_Requirement_
Show all lines of the listing that hold the word "انتهاء".
__________________________________________________
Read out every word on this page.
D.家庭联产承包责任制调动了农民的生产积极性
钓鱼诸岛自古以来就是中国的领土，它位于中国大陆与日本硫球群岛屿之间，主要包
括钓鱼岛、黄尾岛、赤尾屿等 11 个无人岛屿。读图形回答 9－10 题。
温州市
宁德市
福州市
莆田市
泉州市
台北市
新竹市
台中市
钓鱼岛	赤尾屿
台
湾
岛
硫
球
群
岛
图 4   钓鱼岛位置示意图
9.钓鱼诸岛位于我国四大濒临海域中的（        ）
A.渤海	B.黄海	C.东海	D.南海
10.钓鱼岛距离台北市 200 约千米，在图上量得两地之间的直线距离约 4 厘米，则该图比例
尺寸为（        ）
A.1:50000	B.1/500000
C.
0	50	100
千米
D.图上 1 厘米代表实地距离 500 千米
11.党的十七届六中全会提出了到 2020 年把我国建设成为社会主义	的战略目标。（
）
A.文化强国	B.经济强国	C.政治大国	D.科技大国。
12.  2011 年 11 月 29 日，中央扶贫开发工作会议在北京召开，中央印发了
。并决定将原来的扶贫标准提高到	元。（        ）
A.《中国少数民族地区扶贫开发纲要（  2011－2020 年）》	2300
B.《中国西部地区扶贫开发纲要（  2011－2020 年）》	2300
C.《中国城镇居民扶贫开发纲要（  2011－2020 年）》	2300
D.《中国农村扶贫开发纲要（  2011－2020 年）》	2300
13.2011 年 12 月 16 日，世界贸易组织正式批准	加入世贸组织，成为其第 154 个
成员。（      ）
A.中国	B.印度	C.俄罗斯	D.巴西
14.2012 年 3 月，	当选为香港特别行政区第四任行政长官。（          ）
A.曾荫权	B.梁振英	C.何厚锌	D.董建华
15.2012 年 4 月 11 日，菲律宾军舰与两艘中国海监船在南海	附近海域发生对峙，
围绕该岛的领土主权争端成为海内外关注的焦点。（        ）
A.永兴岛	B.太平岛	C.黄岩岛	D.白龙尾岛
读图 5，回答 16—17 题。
__________________________________________________
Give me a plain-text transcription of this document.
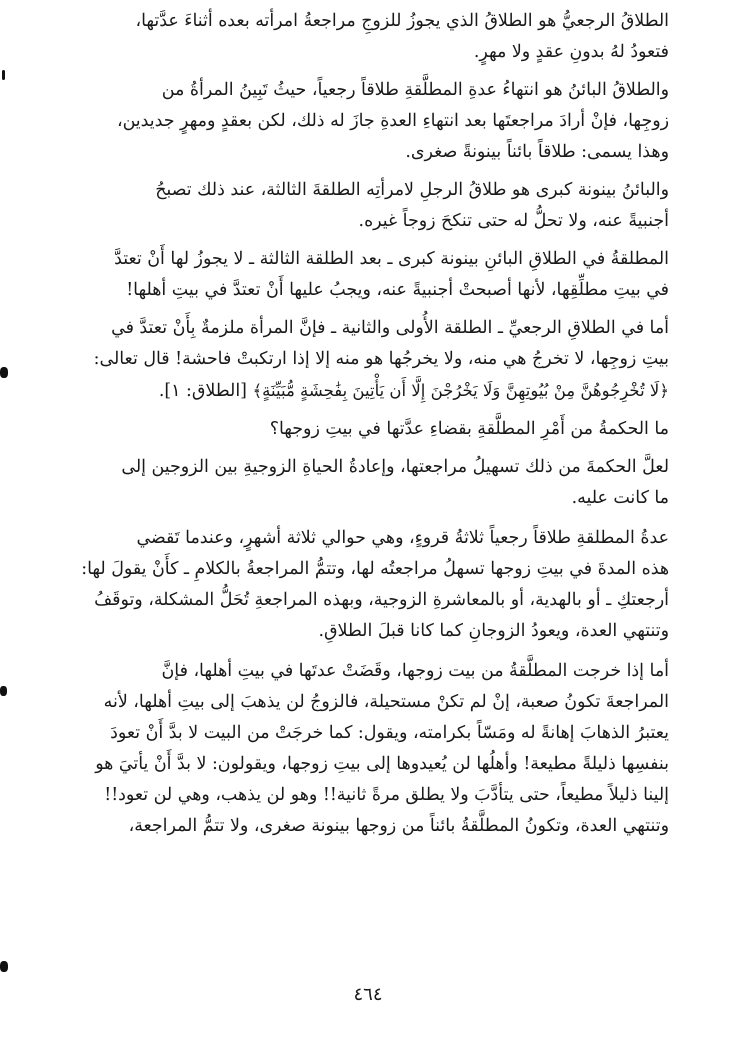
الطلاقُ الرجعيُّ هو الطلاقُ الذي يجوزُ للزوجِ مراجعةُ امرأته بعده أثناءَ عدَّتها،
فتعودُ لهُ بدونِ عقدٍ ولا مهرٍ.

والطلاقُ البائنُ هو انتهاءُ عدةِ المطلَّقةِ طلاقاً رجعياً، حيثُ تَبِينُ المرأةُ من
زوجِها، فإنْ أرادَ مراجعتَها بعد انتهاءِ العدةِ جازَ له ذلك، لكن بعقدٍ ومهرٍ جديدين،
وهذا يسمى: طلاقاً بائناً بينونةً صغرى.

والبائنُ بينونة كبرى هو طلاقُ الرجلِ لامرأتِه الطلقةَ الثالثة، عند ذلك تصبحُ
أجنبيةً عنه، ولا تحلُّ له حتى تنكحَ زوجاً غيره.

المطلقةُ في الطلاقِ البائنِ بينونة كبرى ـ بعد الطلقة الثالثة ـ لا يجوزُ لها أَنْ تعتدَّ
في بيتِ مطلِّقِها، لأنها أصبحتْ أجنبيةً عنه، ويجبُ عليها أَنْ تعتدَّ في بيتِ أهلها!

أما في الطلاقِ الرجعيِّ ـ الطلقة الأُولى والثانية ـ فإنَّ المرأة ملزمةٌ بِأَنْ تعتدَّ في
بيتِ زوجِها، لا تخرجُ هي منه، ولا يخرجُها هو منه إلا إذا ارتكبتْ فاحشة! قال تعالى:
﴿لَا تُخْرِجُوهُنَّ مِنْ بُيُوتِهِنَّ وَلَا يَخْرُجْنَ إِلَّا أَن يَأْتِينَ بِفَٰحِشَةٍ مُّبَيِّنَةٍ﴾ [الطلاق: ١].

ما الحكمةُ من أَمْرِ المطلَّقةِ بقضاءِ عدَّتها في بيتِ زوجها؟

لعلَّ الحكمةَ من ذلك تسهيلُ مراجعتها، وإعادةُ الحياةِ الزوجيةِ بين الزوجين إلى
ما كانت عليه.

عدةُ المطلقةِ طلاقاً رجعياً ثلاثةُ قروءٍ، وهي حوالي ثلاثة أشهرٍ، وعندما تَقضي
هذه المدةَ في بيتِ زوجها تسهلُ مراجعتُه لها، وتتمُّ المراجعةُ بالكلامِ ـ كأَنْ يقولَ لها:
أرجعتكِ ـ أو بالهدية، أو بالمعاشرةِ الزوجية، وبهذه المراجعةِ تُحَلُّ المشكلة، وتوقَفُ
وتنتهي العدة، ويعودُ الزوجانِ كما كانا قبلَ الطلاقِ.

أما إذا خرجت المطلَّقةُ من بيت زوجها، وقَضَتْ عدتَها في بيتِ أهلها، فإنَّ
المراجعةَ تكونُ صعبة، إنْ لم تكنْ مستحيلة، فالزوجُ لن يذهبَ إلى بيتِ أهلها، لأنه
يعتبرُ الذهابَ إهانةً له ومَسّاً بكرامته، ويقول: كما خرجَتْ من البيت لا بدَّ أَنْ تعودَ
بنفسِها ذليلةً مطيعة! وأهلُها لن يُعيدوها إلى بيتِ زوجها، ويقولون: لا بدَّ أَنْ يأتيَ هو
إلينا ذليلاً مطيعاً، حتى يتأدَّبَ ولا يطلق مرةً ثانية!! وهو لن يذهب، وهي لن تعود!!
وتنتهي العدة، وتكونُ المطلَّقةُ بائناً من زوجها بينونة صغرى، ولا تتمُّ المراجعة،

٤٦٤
__________________________________________________
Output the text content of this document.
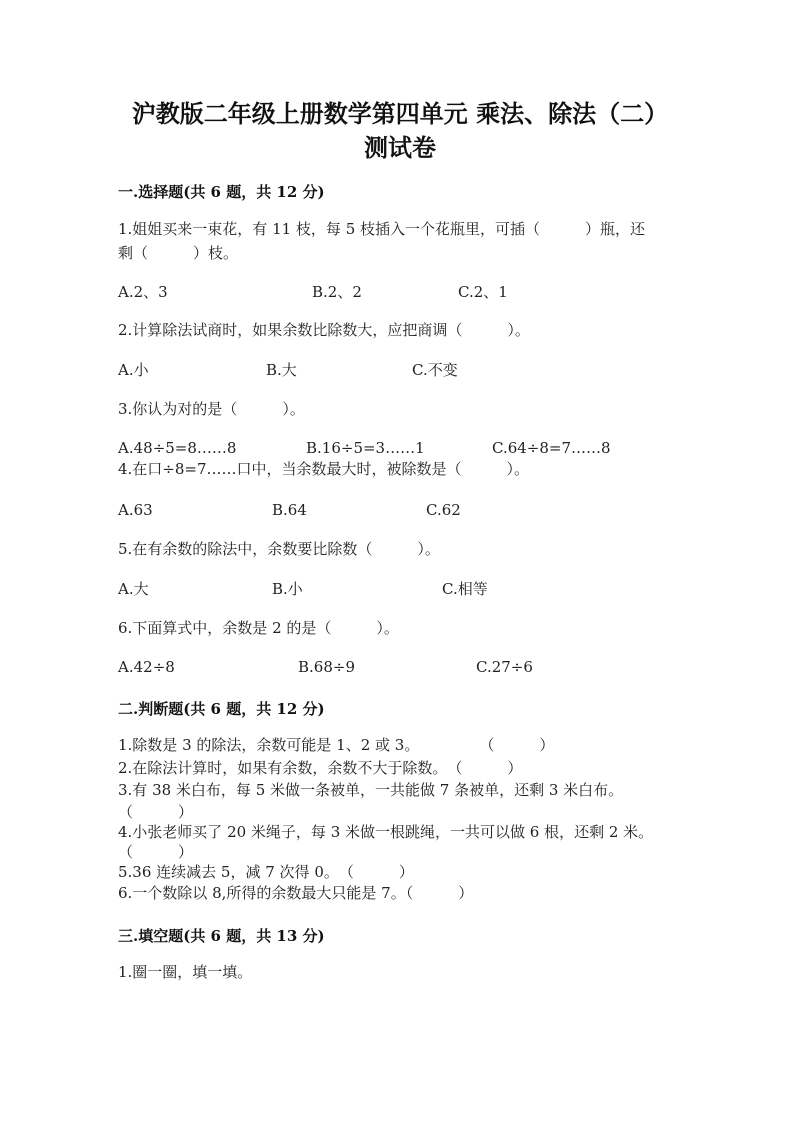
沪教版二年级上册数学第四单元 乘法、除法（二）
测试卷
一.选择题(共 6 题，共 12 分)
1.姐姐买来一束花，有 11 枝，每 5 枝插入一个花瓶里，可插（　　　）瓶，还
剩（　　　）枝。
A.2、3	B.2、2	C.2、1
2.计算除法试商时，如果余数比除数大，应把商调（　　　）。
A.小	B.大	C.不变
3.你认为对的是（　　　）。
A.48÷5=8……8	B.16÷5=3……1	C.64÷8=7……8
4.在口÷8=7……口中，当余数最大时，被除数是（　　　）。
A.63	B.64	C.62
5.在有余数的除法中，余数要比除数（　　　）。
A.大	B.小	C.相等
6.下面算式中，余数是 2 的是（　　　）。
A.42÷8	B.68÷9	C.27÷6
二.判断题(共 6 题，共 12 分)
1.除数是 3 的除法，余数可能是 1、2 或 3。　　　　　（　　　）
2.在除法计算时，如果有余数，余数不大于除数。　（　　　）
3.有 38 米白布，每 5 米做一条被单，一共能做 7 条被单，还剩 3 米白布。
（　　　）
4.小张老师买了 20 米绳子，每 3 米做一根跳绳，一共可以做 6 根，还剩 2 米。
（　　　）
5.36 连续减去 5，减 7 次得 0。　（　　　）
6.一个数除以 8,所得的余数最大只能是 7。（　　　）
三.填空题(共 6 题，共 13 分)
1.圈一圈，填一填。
__________________________________________________
_Task output_
والطلاقُ البائنُ هو انتهاءُ عدةِ المطلَّقةِ طلاقاً رجعياً، حيثُ تَبِينُ المرأةُ من
زوجِها، فإنْ أرادَ مراجعتَها بعد انتهاءِ العدةِ جازَ له ذلك، لكن بعقدٍ ومهرٍ جديدين،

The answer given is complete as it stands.